Transcribe all the entries word for word, but omit the images.

--- start Supplied material ---

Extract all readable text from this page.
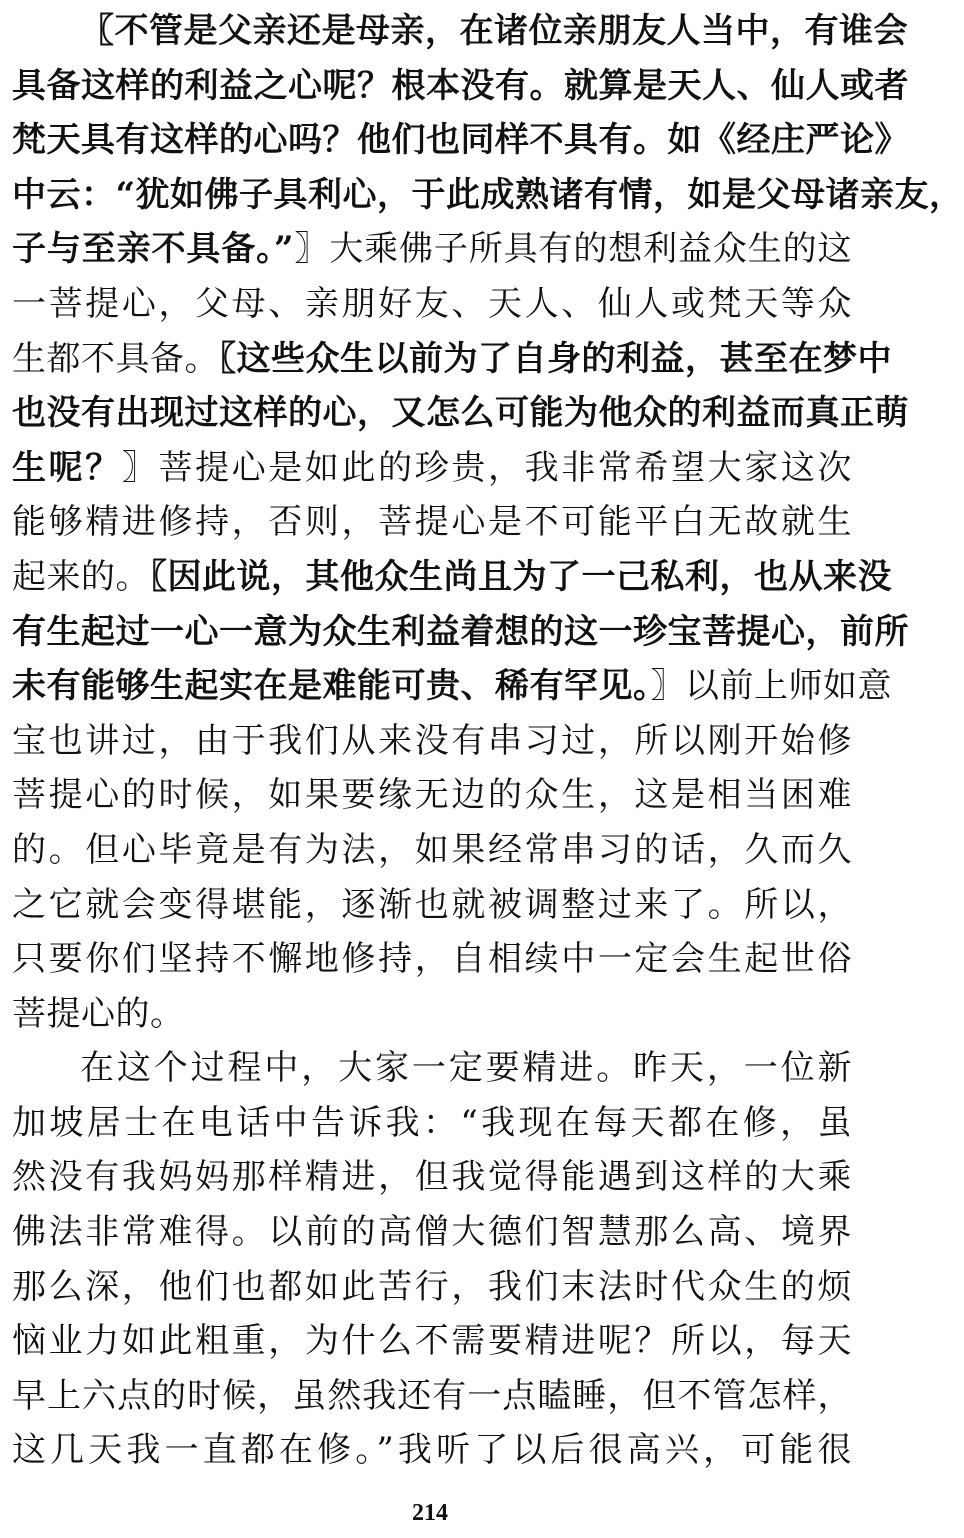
〖不管是父亲还是母亲，在诸位亲朋友人当中，有谁会
具备这样的利益之心呢？根本没有。就算是天人、仙人或者
梵天具有这样的心吗？他们也同样不具有。如《经庄严论》
中云：“犹如佛子具利心，于此成熟诸有情，如是父母诸亲友，
子与至亲不具备。”〗大乘佛子所具有的想利益众生的这
一菩提心，父母、亲朋好友、天人、仙人或梵天等众
生都不具备。〖这些众生以前为了自身的利益，甚至在梦中
也没有出现过这样的心，又怎么可能为他众的利益而真正萌
生呢？〗菩提心是如此的珍贵，我非常希望大家这次
能够精进修持，否则，菩提心是不可能平白无故就生
起来的。〖因此说，其他众生尚且为了一己私利，也从来没
有生起过一心一意为众生利益着想的这一珍宝菩提心，前所
未有能够生起实在是难能可贵、稀有罕见。〗以前上师如意
宝也讲过，由于我们从来没有串习过，所以刚开始修
菩提心的时候，如果要缘无边的众生，这是相当困难
的。但心毕竟是有为法，如果经常串习的话，久而久
之它就会变得堪能，逐渐也就被调整过来了。所以，
只要你们坚持不懈地修持，自相续中一定会生起世俗
菩提心的。
在这个过程中，大家一定要精进。昨天，一位新
加坡居士在电话中告诉我：“我现在每天都在修，虽
然没有我妈妈那样精进，但我觉得能遇到这样的大乘
佛法非常难得。以前的高僧大德们智慧那么高、境界
那么深，他们也都如此苦行，我们末法时代众生的烦
恼业力如此粗重，为什么不需要精进呢？所以，每天
早上六点的时候，虽然我还有一点瞌睡，但不管怎样，
这几天我一直都在修。”我听了以后很高兴，可能很
214
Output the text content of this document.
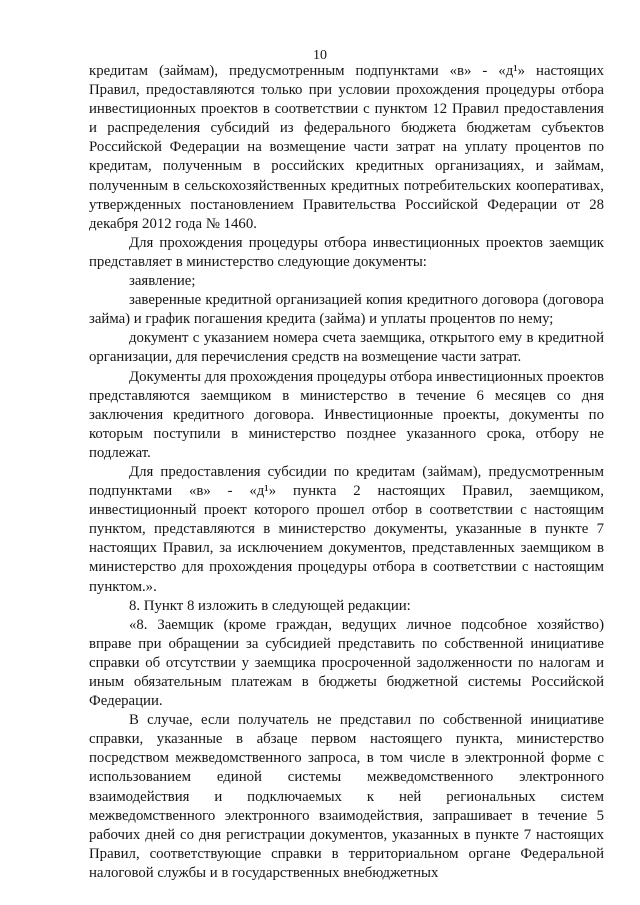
10

кредитам (займам), предусмотренным подпунктами «в» - «д¹» настоящих Правил, предоставляются только при условии прохождения процедуры отбора инвестиционных проектов в соответствии с пунктом 12 Правил предоставления и распределения субсидий из федерального бюджета бюджетам субъектов Российской Федерации на возмещение части затрат на уплату процентов по кредитам, полученным в российских кредитных организациях, и займам, полученным в сельскохозяйственных кредитных потребительских кооперативах, утвержденных постановлением Правительства Российской Федерации от 28 декабря 2012 года № 1460.

Для прохождения процедуры отбора инвестиционных проектов заемщик представляет в министерство следующие документы:

заявление;

заверенные кредитной организацией копия кредитного договора (договора займа) и график погашения кредита (займа) и уплаты процентов по нему;

документ с указанием номера счета заемщика, открытого ему в кредитной организации, для перечисления средств на возмещение части затрат.

Документы для прохождения процедуры отбора инвестиционных проектов представляются заемщиком в министерство в течение 6 месяцев со дня заключения кредитного договора. Инвестиционные проекты, документы по которым поступили в министерство позднее указанного срока, отбору не подлежат.

Для предоставления субсидии по кредитам (займам), предусмотренным подпунктами «в» - «д¹» пункта 2 настоящих Правил, заемщиком, инвестиционный проект которого прошел отбор в соответствии с настоящим пунктом, представляются в министерство документы, указанные в пункте 7 настоящих Правил, за исключением документов, представленных заемщиком в министерство для прохождения процедуры отбора в соответствии с настоящим пунктом.».

8. Пункт 8 изложить в следующей редакции:

«8. Заемщик (кроме граждан, ведущих личное подсобное хозяйство) вправе при обращении за субсидией представить по собственной инициативе справки об отсутствии у заемщика просроченной задолженности по налогам и иным обязательным платежам в бюджеты бюджетной системы Российской Федерации.

В случае, если получатель не представил по собственной инициативе справки, указанные в абзаце первом настоящего пункта, министерство посредством межведомственного запроса, в том числе в электронной форме с использованием единой системы межведомственного электронного взаимодействия и подключаемых к ней региональных систем межведомственного электронного взаимодействия, запрашивает в течение 5 рабочих дней со дня регистрации документов, указанных в пункте 7 настоящих Правил, соответствующие справки в территориальном органе Федеральной налоговой службы и в государственных внебюджетных
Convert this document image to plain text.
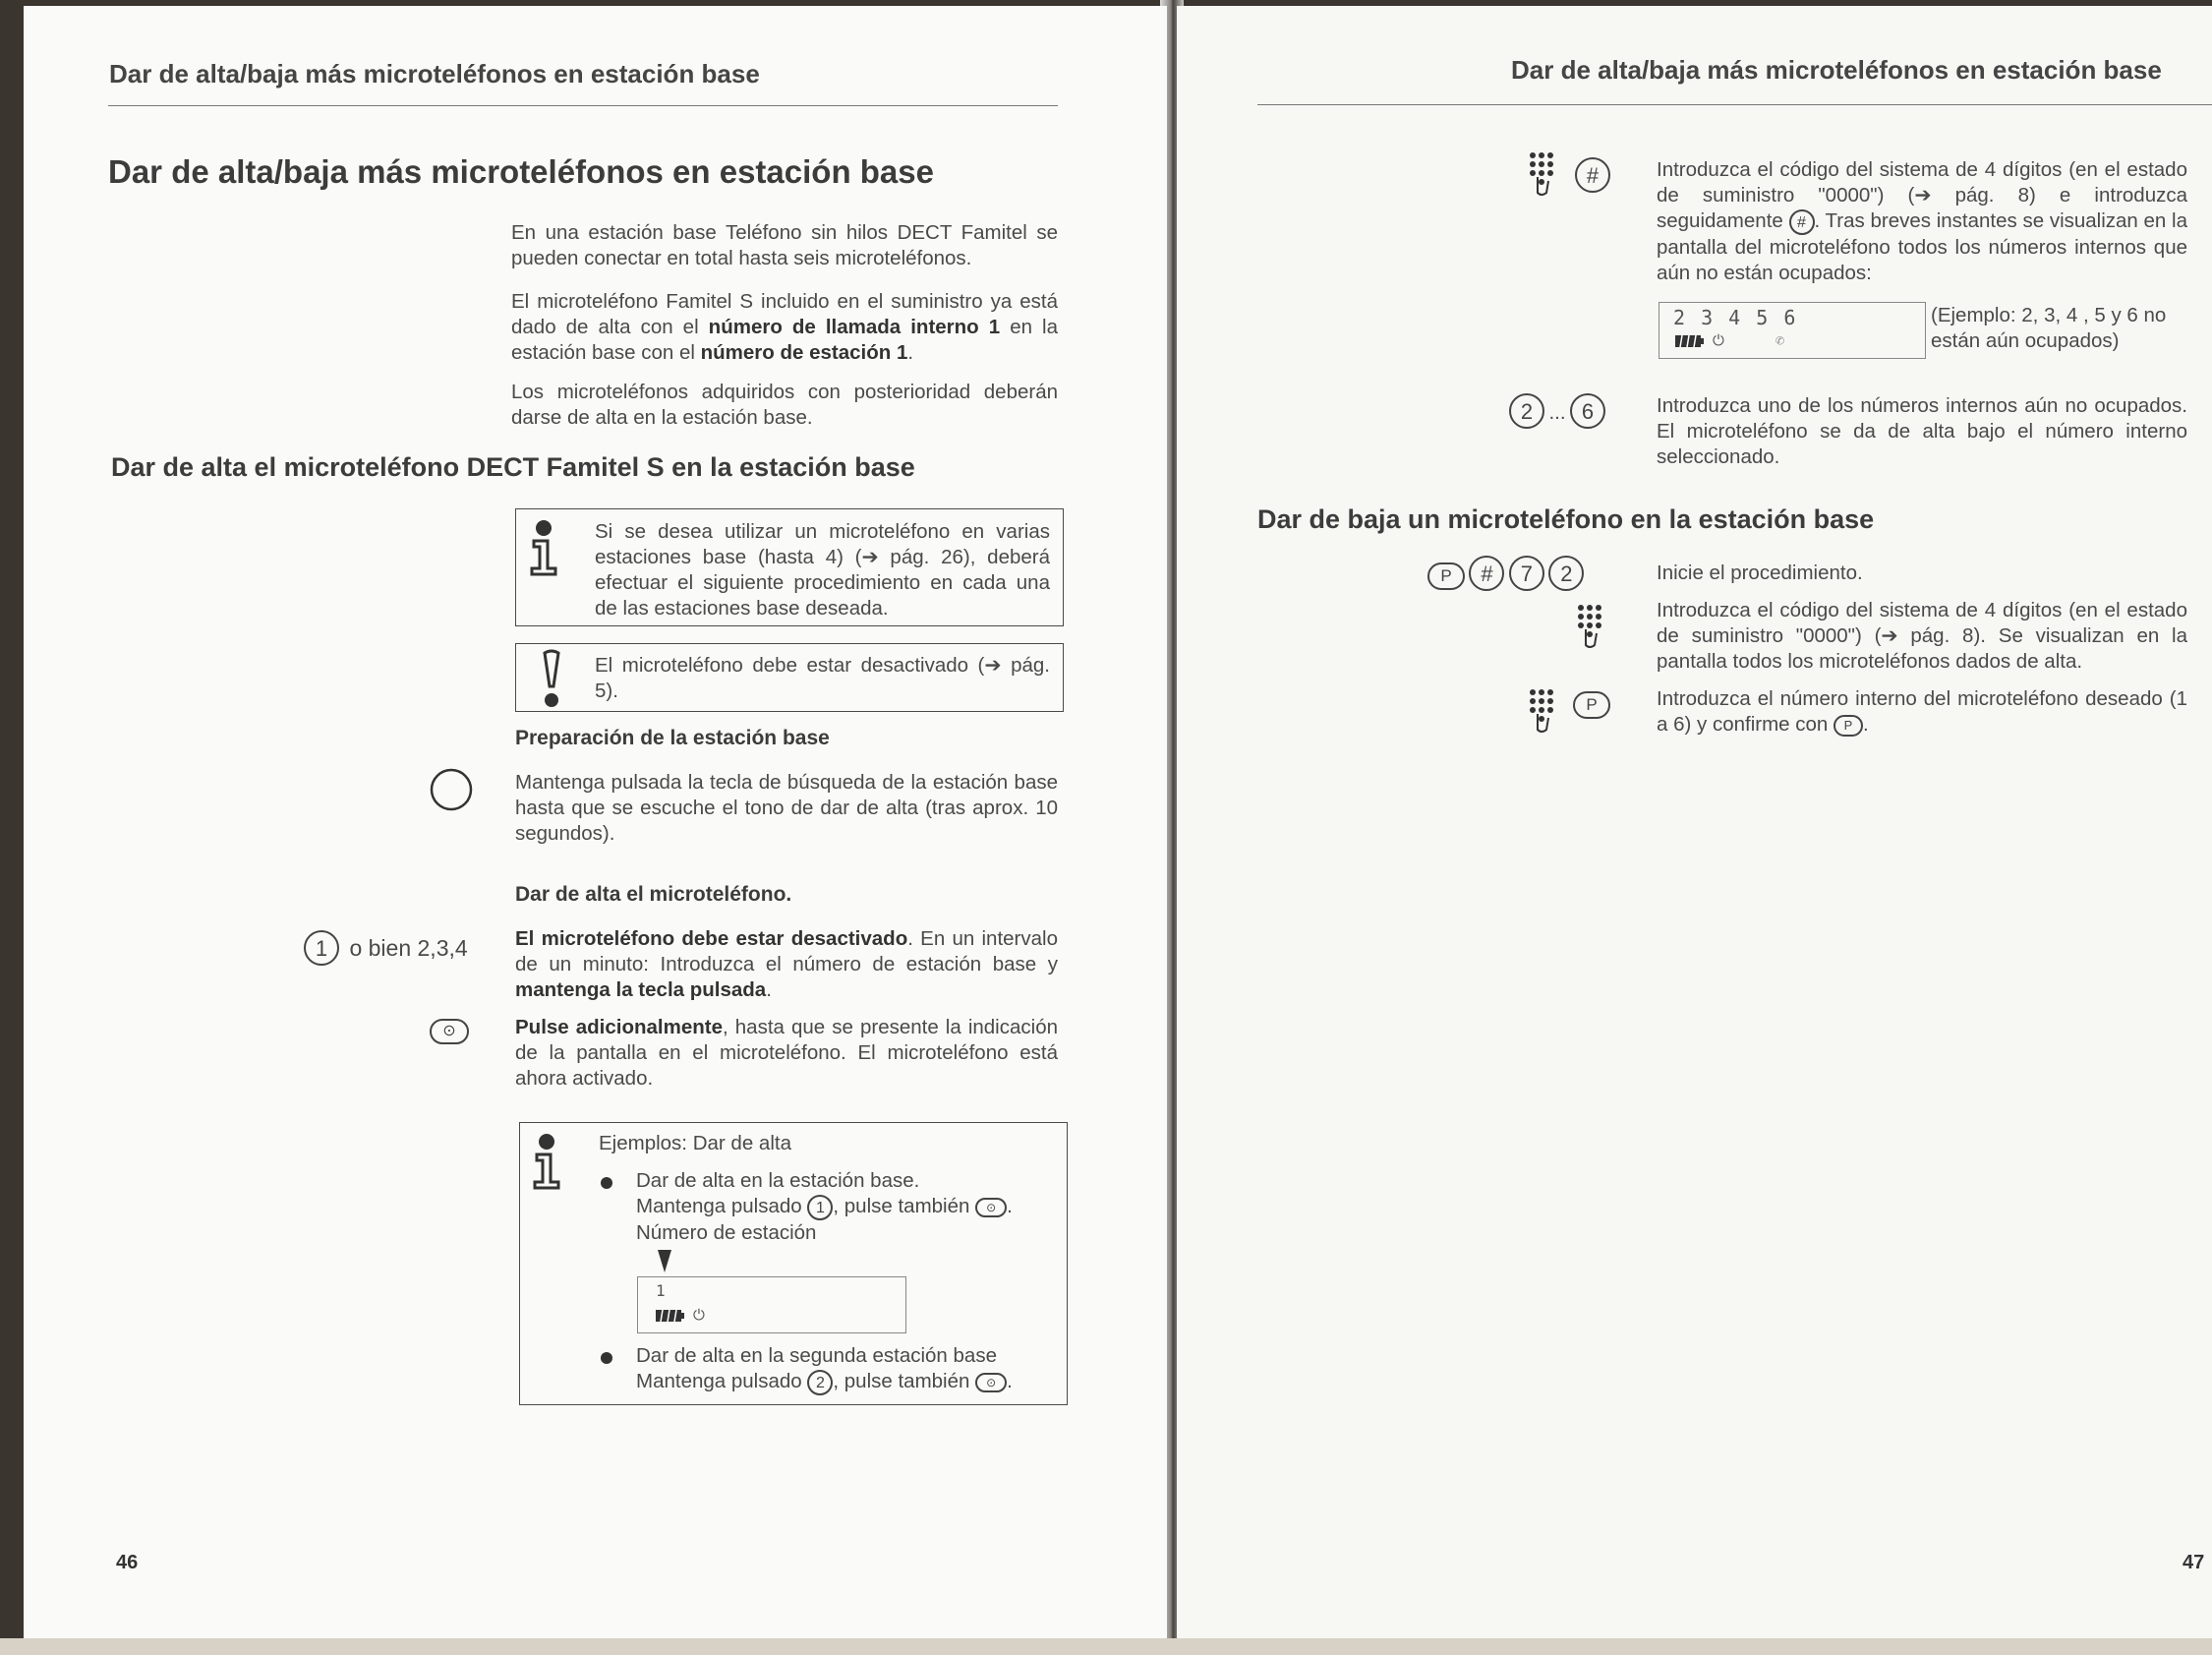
Dar de alta/baja más microteléfonos en estación base
Dar de alta/baja más microteléfonos en estación base
En una estación base Teléfono sin hilos DECT Famitel se pueden conectar en total hasta seis microteléfonos.
El microteléfono Famitel S incluido en el suministro ya está dado de alta con el número de llamada interno 1 en la estación base con el número de estación 1.
Los microteléfonos adquiridos con posterioridad deberán darse de alta en la estación base.
Dar de alta el microteléfono DECT Famitel S en la estación base
Si se desea utilizar un microteléfono en varias estaciones base (hasta 4) (➔ pág. 26), deberá efectuar el siguiente procedimiento en cada una de las estaciones base deseada.
El microteléfono debe estar desactivado (➔ pág. 5).
Preparación de la estación base
Mantenga pulsada la tecla de búsqueda de la estación base hasta que se escuche el tono de dar de alta (tras aprox. 10 segundos).
Dar de alta el microteléfono.
1 o bien 2,3,4 El microteléfono debe estar desactivado. En un intervalo de un minuto: Introduzca el número de estación base y mantenga la tecla pulsada.
⊙	Pulse adicionalmente, hasta que se presente la indicación de la pantalla en el microteléfono. El microteléfono está ahora activado.
Ejemplos: Dar de alta
Dar de alta en la estación base.
Mantenga pulsado 1 , pulse también ⊙ .
Número de estación
1
⏻
Dar de alta en la segunda estación base
Mantenga pulsado 2 , pulse también ⊙ .
46
Dar de alta/baja más microteléfonos en estación base
#	Introduzca el código del sistema de 4 dígitos (en el estado de suministro "0000") (➔ pág. 8) e introduzca seguidamente # . Tras breves instantes se visualizan en la pantalla del microteléfono todos los números internos que aún no están ocupados:
2 3 4 5 6
⏻	✆
(Ejemplo: 2, 3, 4 , 5 y 6 no están aún ocupados)
2 ... 6	Introduzca uno de los números internos aún no ocupados. El microteléfono se da de alta bajo el número interno seleccionado.
Dar de baja un microteléfono en la estación base
P # 7 2	Inicie el procedimiento.
Introduzca el código del sistema de 4 dígitos (en el estado de suministro "0000") (➔ pág. 8). Se visualizan en la pantalla todos los microteléfonos dados de alta.
P	Introduzca el número interno del microteléfono deseado (1 a 6) y confirme con P .
47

--- end Supplied material ---

### [Finished answer]
Extract all readable text from this page.
〖不管是父亲还是母亲，在诸位亲朋友人当中，有谁会
具备这样的利益之心呢？根本没有。就算是天人、仙人或者
梵天具有这样的心吗？他们也同样不具有。如《经庄严论》
中云：“犹如佛子具利心，于此成熟诸有情，如是父母诸亲友，
子与至亲不具备。”〗大乘佛子所具有的想利益众生的这
一菩提心，父母、亲朋好友、天人、仙人或梵天等众
生都不具备。〖这些众生以前为了自身的利益，甚至在梦中
也没有出现过这样的心，又怎么可能为他众的利益而真正萌
生呢？〗菩提心是如此的珍贵，我非常希望大家这次
能够精进修持，否则，菩提心是不可能平白无故就生
起来的。〖因此说，其他众生尚且为了一己私利，也从来没
有生起过一心一意为众生利益着想的这一珍宝菩提心，前所
未有能够生起实在是难能可贵、稀有罕见。〗以前上师如意
宝也讲过，由于我们从来没有串习过，所以刚开始修
菩提心的时候，如果要缘无边的众生，这是相当困难
的。但心毕竟是有为法，如果经常串习的话，久而久
之它就会变得堪能，逐渐也就被调整过来了。所以，
只要你们坚持不懈地修持，自相续中一定会生起世俗
菩提心的。
在这个过程中，大家一定要精进。昨天，一位新
加坡居士在电话中告诉我：“我现在每天都在修，虽
然没有我妈妈那样精进，但我觉得能遇到这样的大乘
佛法非常难得。以前的高僧大德们智慧那么高、境界
那么深，他们也都如此苦行，我们末法时代众生的烦
恼业力如此粗重，为什么不需要精进呢？所以，每天
早上六点的时候，虽然我还有一点瞌睡，但不管怎样，
这几天我一直都在修。”我听了以后很高兴，可能很
214
Output the text content of this document.
10

кредитам (займам), предусмотренным подпунктами «в» - «д¹» настоящих Правил, предоставляются только при условии прохождения процедуры отбора инвестиционных проектов в соответствии с пунктом 12 Правил предоставления и распределения субсидий из федерального бюджета бюджетам субъектов Российской Федерации на возмещение части затрат на уплату процентов по кредитам, полученным в российских кредитных организациях, и займам, полученным в сельскохозяйственных кредитных потребительских кооперативах, утвержденных постановлением Правительства Российской Федерации от 28 декабря 2012 года № 1460.

Для прохождения процедуры отбора инвестиционных проектов заемщик представляет в министерство следующие документы:

заявление;

заверенные кредитной организацией копия кредитного договора (договора займа) и график погашения кредита (займа) и уплаты процентов по нему;

документ с указанием номера счета заемщика, открытого ему в кредитной организации, для перечисления средств на возмещение части затрат.

Документы для прохождения процедуры отбора инвестиционных проектов представляются заемщиком в министерство в течение 6 месяцев со дня заключения кредитного договора. Инвестиционные проекты, документы по которым поступили в министерство позднее указанного срока, отбору не подлежат.

Для предоставления субсидии по кредитам (займам), предусмотренным подпунктами «в» - «д¹» пункта 2 настоящих Правил, заемщиком, инвестиционный проект которого прошел отбор в соответствии с настоящим пунктом, представляются в министерство документы, указанные в пункте 7 настоящих Правил, за исключением документов, представленных заемщиком в министерство для прохождения процедуры отбора в соответствии с настоящим пунктом.».

8. Пункт 8 изложить в следующей редакции:

«8. Заемщик (кроме граждан, ведущих личное подсобное хозяйство) вправе при обращении за субсидией представить по собственной инициативе справки об отсутствии у заемщика просроченной задолженности по налогам и иным обязательным платежам в бюджеты бюджетной системы Российской Федерации.

В случае, если получатель не представил по собственной инициативе справки, указанные в абзаце первом настоящего пункта, министерство посредством межведомственного запроса, в том числе в электронной форме с использованием единой системы межведомственного электронного взаимодействия и подключаемых к ней региональных систем межведомственного электронного взаимодействия, запрашивает в течение 5 рабочих дней со дня регистрации документов, указанных в пункте 7 настоящих Правил, соответствующие справки в территориальном органе Федеральной налоговой службы и в государственных внебюджетных
Convert this document image to plain text.
Dar de alta/baja más microteléfonos en estación base
Dar de alta/baja más microteléfonos en estación base
En una estación base Teléfono sin hilos DECT Famitel se pueden conectar en total hasta seis microteléfonos.
El microteléfono Famitel S incluido en el suministro ya está dado de alta con el número de llamada interno 1 en la estación base con el número de estación 1.
Los microteléfonos adquiridos con posterioridad deberán darse de alta en la estación base.
Dar de alta el microteléfono DECT Famitel S en la estación base
Si se desea utilizar un microteléfono en varias estaciones base (hasta 4) (➔ pág. 26), deberá efectuar el siguiente procedimiento en cada una de las estaciones base deseada.
El microteléfono debe estar desactivado (➔ pág. 5).
Preparación de la estación base
Mantenga pulsada la tecla de búsqueda de la estación base hasta que se escuche el tono de dar de alta (tras aprox. 10 segundos).
Dar de alta el microteléfono.
1 o bien 2,3,4 El microteléfono debe estar desactivado. En un intervalo de un minuto: Introduzca el número de estación base y mantenga la tecla pulsada.
⊙	Pulse adicionalmente, hasta que se presente la indicación de la pantalla en el microteléfono. El microteléfono está ahora activado.
Ejemplos: Dar de alta
Dar de alta en la estación base.
Mantenga pulsado 1 , pulse también ⊙ .
Número de estación
1
⏻
Dar de alta en la segunda estación base
Mantenga pulsado 2 , pulse también ⊙ .
46
Dar de alta/baja más microteléfonos en estación base
#	Introduzca el código del sistema de 4 dígitos (en el estado de suministro "0000") (➔ pág. 8) e introduzca seguidamente # . Tras breves instantes se visualizan en la pantalla del microteléfono todos los números internos que aún no están ocupados:
2 3 4 5 6
⏻	✆
(Ejemplo: 2, 3, 4 , 5 y 6 no están aún ocupados)
2 ... 6	Introduzca uno de los números internos aún no ocupados. El microteléfono se da de alta bajo el número interno seleccionado.
Dar de baja un microteléfono en la estación base
P # 7 2	Inicie el procedimiento.
Introduzca el código del sistema de 4 dígitos (en el estado de suministro "0000") (➔ pág. 8). Se visualizan en la pantalla todos los microteléfonos dados de alta.
P	Introduzca el número interno del microteléfono deseado (1 a 6) y confirme con P .
47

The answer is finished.